Work to be completed => Each entry below is to be duplicated verbatim.

Data for the task =>
[Start]

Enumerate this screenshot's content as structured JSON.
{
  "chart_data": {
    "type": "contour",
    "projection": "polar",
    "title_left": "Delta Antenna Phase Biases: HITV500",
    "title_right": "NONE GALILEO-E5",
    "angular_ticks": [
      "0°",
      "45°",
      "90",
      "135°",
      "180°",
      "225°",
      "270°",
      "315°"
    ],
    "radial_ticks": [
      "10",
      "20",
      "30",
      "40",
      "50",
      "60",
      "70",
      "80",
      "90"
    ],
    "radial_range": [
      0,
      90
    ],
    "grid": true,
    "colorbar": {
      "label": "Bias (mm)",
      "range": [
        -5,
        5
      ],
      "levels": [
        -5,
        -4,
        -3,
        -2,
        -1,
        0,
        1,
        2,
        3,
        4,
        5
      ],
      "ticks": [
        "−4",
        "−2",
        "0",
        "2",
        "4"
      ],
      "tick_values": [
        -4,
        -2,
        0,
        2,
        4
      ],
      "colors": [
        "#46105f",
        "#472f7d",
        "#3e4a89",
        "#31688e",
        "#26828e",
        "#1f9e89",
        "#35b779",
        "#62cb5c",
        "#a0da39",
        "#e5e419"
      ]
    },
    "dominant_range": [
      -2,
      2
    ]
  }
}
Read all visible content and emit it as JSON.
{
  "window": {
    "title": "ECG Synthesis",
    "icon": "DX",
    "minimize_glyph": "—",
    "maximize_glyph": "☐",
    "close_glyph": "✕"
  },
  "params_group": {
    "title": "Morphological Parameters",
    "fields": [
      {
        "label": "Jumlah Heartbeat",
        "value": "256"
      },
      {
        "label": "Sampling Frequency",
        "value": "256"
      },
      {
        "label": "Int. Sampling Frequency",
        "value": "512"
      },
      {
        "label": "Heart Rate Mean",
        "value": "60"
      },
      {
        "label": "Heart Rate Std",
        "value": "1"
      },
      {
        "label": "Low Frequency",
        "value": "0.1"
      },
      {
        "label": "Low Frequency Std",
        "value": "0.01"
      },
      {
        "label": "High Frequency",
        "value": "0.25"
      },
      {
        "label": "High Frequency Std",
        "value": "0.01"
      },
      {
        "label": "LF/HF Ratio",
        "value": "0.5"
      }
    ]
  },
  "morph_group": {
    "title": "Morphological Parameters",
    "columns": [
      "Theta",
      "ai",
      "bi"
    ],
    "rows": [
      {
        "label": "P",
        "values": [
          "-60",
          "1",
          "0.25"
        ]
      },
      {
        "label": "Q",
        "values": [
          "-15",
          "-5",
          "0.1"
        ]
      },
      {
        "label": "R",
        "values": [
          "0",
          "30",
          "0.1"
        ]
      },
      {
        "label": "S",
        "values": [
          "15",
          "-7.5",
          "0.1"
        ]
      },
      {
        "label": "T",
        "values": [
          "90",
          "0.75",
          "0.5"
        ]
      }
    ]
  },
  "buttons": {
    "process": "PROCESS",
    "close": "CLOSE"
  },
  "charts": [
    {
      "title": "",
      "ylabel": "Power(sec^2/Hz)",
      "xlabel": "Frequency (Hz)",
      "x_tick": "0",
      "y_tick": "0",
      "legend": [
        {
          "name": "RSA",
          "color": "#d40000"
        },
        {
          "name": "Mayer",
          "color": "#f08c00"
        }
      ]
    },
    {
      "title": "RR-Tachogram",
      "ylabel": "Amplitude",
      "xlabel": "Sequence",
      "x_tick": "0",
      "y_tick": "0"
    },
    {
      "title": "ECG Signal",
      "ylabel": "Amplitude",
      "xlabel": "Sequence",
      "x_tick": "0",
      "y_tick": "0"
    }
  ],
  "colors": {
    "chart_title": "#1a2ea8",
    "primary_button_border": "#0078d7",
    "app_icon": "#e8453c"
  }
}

[End]

Task output =>
Enumerate this screenshot's content as structured JSON.
{
  "chart_data": {
    "type": "contour",
    "projection": "polar",
    "title_left": "Delta Antenna Phase Biases: HITV500",
    "title_right": "NONE GALILEO-E5",
    "angular_ticks": [
      "0°",
      "45°",
      "90",
      "135°",
      "180°",
      "225°",
      "270°",
      "315°"
    ],
    "radial_ticks": [
      "10",
      "20",
      "30",
      "40",
      "50",
      "60",
      "70",
      "80",
      "90"
    ],
    "radial_range": [
      0,
      90
    ],
    "grid": true,
    "colorbar": {
      "label": "Bias (mm)",
      "range": [
        -5,
        5
      ],
      "levels": [
        -5,
        -4,
        -3,
        -2,
        -1,
        0,
        1,
        2,
        3,
        4,
        5
      ],
      "ticks": [
        "−4",
        "−2",
        "0",
        "2",
        "4"
      ],
      "tick_values": [
        -4,
        -2,
        0,
        2,
        4
      ],
      "colors": [
        "#46105f",
        "#472f7d",
        "#3e4a89",
        "#31688e",
        "#26828e",
        "#1f9e89",
        "#35b779",
        "#62cb5c",
        "#a0da39",
        "#e5e419"
      ]
    },
    "dominant_range": [
      -2,
      2
    ]
  }
}
Read all visible content and emit it as JSON.
{
  "window": {
    "title": "ECG Synthesis",
    "icon": "DX",
    "minimize_glyph": "—",
    "maximize_glyph": "☐",
    "close_glyph": "✕"
  },
  "params_group": {
    "title": "Morphological Parameters",
    "fields": [
      {
        "label": "Jumlah Heartbeat",
        "value": "256"
      },
      {
        "label": "Sampling Frequency",
        "value": "256"
      },
      {
        "label": "Int. Sampling Frequency",
        "value": "512"
      },
      {
        "label": "Heart Rate Mean",
        "value": "60"
      },
      {
        "label": "Heart Rate Std",
        "value": "1"
      },
      {
        "label": "Low Frequency",
        "value": "0.1"
      },
      {
        "label": "Low Frequency Std",
        "value": "0.01"
      },
      {
        "label": "High Frequency",
        "value": "0.25"
      },
      {
        "label": "High Frequency Std",
        "value": "0.01"
      },
      {
        "label": "LF/HF Ratio",
        "value": "0.5"
      }
    ]
  },
  "morph_group": {
    "title": "Morphological Parameters",
    "columns": [
      "Theta",
      "ai",
      "bi"
    ],
    "rows": [
      {
        "label": "P",
        "values": [
          "-60",
          "1",
          "0.25"
        ]
      },
      {
        "label": "Q",
        "values": [
          "-15",
          "-5",
          "0.1"
        ]
      },
      {
        "label": "R",
        "values": [
          "0",
          "30",
          "0.1"
        ]
      },
      {
        "label": "S",
        "values": [
          "15",
          "-7.5",
          "0.1"
        ]
      },
      {
        "label": "T",
        "values": [
          "90",
          "0.75",
          "0.5"
        ]
      }
    ]
  },
  "buttons": {
    "process": "PROCESS",
    "close": "CLOSE"
  },
  "charts": [
    {
      "title": "",
      "ylabel": "Power(sec^2/Hz)",
      "xlabel": "Frequency (Hz)",
      "x_tick": "0",
      "y_tick": "0",
      "legend": [
        {
          "name": "RSA",
          "color": "#d40000"
        },
        {
          "name": "Mayer",
          "color": "#f08c00"
        }
      ]
    },
    {
      "title": "RR-Tachogram",
      "ylabel": "Amplitude",
      "xlabel": "Sequence",
      "x_tick": "0",
      "y_tick": "0"
    },
    {
      "title": "ECG Signal",
      "ylabel": "Amplitude",
      "xlabel": "Sequence",
      "x_tick": "0",
      "y_tick": "0"
    }
  ],
  "colors": {
    "chart_title": "#1a2ea8",
    "primary_button_border": "#0078d7",
    "app_icon": "#e8453c"
  }
}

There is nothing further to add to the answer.